Physiologic mechanisms. Modification of the eicosanoid system by dietary fatty acids is one of the suggested mechanisms by which EPA and DHA protect against ventricular arrhythmia. The Western diet is rich in linoleic acid, which is a precursor of arachidonic acid (AA); AA is metabolized to generate (n-2) series of prostanoids such as thromboxane A2 and leukotrienes. Alpha-linolenic acid is a precursor of prostaglandin I3 (a vasodilator) and thromboxane A3, which is less active (9). A limited amount of linolenic acid is converted to EPA in vivo; EPA competes with AA as a substrate for cyclooxygenase, thus inhibiting the production of thromboxane A2 that causes vasoconstrictor and platelet aggregation. A reduced ratio of AA/EPA favors the production of (n-3) series of prostanoids and less thromboxane A2 and, thus, reduces the risk of ventricular fibrillation and cardiac arrest (31). Another possible mechanism is the modulation of L-type calcium channels in the sarcolemma of cardiac myocytes by DHA (32). However, additional research is needed to elucidate biologic mechanisms underlying antiarrhythmic effects of n-3 fatty acids.

┄┄┄┄┄┄┄┄┄┄

→ **COMPLETE THE FOLLOWING**:
1. Decide whether each statement agrees with the passage on fatty acids and heart rhythm: (a) The Western diet is rich in alpha-linolenic acid. (b) EPA competes with AA as a substrate for cyclooxygenase. (c) The biologic mechanisms behind the antiarrhythmic effects of n-3 fatty acids are already fully explained. Answer yes or no for each and quote the words of the passage that decide it.
2. Write the next part of the passage on fatty acids and heart rhythm, picking up after its final sentence.
The rows have nothing to do with the passage on fatty acids and heart rhythm.

→ **GIVEN INFORMATION**:

┄┄┄┄┄┄┄┄┄┄

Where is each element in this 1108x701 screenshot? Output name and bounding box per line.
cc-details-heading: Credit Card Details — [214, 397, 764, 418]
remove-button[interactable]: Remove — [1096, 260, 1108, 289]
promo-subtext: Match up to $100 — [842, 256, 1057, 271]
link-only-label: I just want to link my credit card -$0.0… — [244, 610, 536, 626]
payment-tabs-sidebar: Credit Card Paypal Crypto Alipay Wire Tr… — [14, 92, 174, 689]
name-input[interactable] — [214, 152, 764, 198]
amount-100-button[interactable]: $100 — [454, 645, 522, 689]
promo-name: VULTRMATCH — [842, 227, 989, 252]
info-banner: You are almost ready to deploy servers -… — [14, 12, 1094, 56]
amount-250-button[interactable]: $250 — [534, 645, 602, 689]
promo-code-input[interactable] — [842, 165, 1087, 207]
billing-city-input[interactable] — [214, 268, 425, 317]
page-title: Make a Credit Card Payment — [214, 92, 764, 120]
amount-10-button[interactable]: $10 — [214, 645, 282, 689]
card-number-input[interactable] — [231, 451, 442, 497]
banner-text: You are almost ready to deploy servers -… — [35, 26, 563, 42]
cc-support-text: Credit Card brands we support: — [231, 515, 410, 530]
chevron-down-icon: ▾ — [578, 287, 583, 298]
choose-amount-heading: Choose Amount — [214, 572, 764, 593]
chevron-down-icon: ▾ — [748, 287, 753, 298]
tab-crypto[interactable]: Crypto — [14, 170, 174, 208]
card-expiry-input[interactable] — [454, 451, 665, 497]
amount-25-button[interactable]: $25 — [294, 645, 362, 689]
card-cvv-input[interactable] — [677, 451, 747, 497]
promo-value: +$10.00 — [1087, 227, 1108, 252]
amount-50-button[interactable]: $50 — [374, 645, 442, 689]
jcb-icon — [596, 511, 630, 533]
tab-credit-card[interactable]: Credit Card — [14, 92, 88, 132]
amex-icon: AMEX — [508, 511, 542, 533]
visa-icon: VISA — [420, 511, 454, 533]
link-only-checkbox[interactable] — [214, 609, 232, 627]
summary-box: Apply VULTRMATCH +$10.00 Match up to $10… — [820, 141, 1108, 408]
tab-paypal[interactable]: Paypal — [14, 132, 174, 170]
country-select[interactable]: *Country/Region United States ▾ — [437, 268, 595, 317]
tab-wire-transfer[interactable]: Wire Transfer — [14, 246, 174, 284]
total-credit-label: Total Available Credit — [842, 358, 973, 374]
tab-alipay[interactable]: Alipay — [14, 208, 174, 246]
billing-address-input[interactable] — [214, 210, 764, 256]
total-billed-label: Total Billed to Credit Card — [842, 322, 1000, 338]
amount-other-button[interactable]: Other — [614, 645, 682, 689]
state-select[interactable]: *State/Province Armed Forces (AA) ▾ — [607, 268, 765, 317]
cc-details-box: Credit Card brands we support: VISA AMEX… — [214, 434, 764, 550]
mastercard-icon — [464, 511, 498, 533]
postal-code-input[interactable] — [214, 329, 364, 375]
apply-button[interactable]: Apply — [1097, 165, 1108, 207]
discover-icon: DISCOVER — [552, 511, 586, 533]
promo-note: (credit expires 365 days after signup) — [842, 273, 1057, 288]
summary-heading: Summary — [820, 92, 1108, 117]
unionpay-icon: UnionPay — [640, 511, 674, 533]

┄┄┄┄┄┄┄┄┄┄

→ **TASK-BY-TASK ANSWERS**:
1.
(a) No: "The Western diet is rich in linoleic acid"
(b) Yes: "EPA competes with AA as a substrate for cyclooxygenase"
(c) No: "additional research is needed to elucidate biologic mechanisms underlying antiarrhythmic effects of n-3 fatty acids"

2.
Other investigators have suggested that a diet rich in n-3 fatty acids (such as linolenic acid) could suppress plasma levels of metabolites of linoleic acid such as thromboxane A2, which stimulates vasoconstriction and platelet aggregation (33). This has been the basis to favor a lower ratio of linoleic-to-linolenic acid (below 6). In the present study, the association between linolenic acid and QT intervals was not modified by the ratio of linoleic-to-linolenic acid.
Study limitations. In the present study, nutrients were derived from a food frequency questionnaire that has been shown to underestimate energy intake when compared with the doubly-labeled water technique (34). Therefore, our estimate of daily intake of linolenic acid and other nutrients might have been biased. We did not have data separately on alpha- and gamma-linolenic acid. In addition, the cross-sectional design of our study limits our ability to infer causality between linolenic acid intake and QT/JT. However, the large sample size, the availability of data on several risk factors, the wide range of age and linolenic acid, the consistency of our findings with other published reports, and the multicenter design are strengths of our study.
In conclusion, our data suggest that higher consumption of dietary linolenic acid is associated with a reduced risk of prolonged repolarization in both men and women. While this might be one of the underlying mechanisms by which dietary linolenic acid decrease the risk of cardiovascular disease, future studies are needed to confirm our findings.